SHORT PROBLEM >>
From the listing below, pull out all lines with "screen" in them.

#####

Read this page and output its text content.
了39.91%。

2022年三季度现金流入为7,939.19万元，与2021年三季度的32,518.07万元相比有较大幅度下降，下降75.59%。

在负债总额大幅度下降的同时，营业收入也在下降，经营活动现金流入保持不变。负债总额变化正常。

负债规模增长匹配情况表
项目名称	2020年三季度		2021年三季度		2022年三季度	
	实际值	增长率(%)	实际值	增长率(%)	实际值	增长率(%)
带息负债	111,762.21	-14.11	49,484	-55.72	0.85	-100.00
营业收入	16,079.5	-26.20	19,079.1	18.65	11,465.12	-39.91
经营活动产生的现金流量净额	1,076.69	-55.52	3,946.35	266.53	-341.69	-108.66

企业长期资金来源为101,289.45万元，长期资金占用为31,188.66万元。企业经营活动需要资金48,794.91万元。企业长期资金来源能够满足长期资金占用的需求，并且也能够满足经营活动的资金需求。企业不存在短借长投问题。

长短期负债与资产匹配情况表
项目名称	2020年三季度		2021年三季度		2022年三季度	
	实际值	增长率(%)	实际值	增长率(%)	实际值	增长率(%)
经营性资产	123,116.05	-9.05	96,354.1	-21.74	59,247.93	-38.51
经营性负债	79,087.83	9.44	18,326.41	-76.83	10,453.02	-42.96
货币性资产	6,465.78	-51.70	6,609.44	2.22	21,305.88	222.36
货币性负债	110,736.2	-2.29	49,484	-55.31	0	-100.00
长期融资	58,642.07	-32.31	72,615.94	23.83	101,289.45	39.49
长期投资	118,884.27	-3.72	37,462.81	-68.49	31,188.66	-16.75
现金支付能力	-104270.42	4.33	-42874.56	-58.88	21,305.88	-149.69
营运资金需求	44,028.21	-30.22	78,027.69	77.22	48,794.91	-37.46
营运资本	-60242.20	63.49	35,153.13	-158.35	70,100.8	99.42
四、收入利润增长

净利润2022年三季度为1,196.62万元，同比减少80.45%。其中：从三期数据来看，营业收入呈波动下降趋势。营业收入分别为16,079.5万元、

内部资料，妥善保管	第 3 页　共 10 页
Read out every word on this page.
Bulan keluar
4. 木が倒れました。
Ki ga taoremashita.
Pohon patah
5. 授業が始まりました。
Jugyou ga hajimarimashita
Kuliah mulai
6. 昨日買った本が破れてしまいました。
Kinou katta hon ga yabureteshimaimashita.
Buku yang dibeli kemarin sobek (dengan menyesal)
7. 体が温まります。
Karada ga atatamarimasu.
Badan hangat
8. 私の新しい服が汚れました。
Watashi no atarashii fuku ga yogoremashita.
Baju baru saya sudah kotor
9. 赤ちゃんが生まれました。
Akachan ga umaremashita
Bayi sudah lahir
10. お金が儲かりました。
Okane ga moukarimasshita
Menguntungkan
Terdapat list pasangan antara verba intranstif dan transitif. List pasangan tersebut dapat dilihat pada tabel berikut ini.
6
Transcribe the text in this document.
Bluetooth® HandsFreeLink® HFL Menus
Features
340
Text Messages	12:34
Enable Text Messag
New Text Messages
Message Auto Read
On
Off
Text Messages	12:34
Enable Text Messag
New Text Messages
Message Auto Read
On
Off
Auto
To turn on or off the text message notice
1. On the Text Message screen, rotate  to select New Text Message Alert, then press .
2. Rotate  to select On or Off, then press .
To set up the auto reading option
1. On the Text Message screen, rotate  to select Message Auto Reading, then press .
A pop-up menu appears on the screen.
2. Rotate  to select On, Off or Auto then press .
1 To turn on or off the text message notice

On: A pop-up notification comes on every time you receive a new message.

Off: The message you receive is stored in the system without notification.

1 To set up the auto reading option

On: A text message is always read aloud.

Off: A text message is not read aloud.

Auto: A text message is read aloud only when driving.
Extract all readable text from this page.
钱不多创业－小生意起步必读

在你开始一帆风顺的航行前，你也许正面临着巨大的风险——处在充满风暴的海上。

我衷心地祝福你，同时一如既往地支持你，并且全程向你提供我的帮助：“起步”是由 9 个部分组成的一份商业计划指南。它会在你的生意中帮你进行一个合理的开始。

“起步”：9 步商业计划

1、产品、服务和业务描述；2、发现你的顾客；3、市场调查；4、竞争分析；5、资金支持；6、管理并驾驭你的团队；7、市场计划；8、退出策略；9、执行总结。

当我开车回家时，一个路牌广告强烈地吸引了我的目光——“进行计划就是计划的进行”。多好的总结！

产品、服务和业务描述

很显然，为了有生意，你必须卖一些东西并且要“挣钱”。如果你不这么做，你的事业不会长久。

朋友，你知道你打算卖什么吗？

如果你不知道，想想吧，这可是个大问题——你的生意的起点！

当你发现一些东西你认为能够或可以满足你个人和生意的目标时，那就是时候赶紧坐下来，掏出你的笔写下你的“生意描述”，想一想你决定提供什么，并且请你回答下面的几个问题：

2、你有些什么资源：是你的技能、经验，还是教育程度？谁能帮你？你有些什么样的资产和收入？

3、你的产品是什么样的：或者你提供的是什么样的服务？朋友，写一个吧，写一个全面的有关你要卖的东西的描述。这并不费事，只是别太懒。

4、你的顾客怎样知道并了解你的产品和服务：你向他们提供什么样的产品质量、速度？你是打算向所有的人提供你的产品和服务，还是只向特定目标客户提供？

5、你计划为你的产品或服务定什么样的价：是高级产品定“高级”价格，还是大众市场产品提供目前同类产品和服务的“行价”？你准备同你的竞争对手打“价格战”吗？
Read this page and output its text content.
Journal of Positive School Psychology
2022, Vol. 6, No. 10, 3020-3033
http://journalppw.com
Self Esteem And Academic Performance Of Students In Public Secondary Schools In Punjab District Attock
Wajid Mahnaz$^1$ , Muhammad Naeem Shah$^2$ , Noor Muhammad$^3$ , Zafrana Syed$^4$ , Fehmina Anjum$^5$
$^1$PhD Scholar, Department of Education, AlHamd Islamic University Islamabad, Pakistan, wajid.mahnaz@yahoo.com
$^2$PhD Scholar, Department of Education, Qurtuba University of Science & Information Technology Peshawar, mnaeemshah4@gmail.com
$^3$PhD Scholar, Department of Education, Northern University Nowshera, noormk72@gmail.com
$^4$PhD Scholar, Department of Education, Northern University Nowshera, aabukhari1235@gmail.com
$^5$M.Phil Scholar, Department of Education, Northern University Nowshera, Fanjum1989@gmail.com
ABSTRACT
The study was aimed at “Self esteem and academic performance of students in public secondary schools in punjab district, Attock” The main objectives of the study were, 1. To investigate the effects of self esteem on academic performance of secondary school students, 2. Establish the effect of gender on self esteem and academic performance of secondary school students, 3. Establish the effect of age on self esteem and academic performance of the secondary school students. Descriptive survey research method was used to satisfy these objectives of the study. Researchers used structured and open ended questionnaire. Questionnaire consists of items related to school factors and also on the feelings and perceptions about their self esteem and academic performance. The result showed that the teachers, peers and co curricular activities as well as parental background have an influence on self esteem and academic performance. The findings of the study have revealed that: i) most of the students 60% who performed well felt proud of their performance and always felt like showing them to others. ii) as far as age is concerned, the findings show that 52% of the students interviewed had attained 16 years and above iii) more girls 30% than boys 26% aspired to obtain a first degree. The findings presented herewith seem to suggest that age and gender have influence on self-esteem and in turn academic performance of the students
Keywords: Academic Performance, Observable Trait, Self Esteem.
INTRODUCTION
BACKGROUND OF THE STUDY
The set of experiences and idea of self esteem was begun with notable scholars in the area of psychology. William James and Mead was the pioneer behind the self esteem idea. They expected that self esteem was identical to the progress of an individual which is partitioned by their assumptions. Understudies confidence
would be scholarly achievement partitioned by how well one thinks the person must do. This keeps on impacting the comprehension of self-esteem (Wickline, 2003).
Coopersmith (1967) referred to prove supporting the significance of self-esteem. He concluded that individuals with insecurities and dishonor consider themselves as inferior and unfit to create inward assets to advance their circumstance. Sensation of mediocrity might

#####

EXERCISE RESULT >>
1. On the Text Message screen, rotate  to select New Text Message Alert, then press .
1. On the Text Message screen, rotate  to select Message Auto Reading, then press .
A pop-up menu appears on the screen.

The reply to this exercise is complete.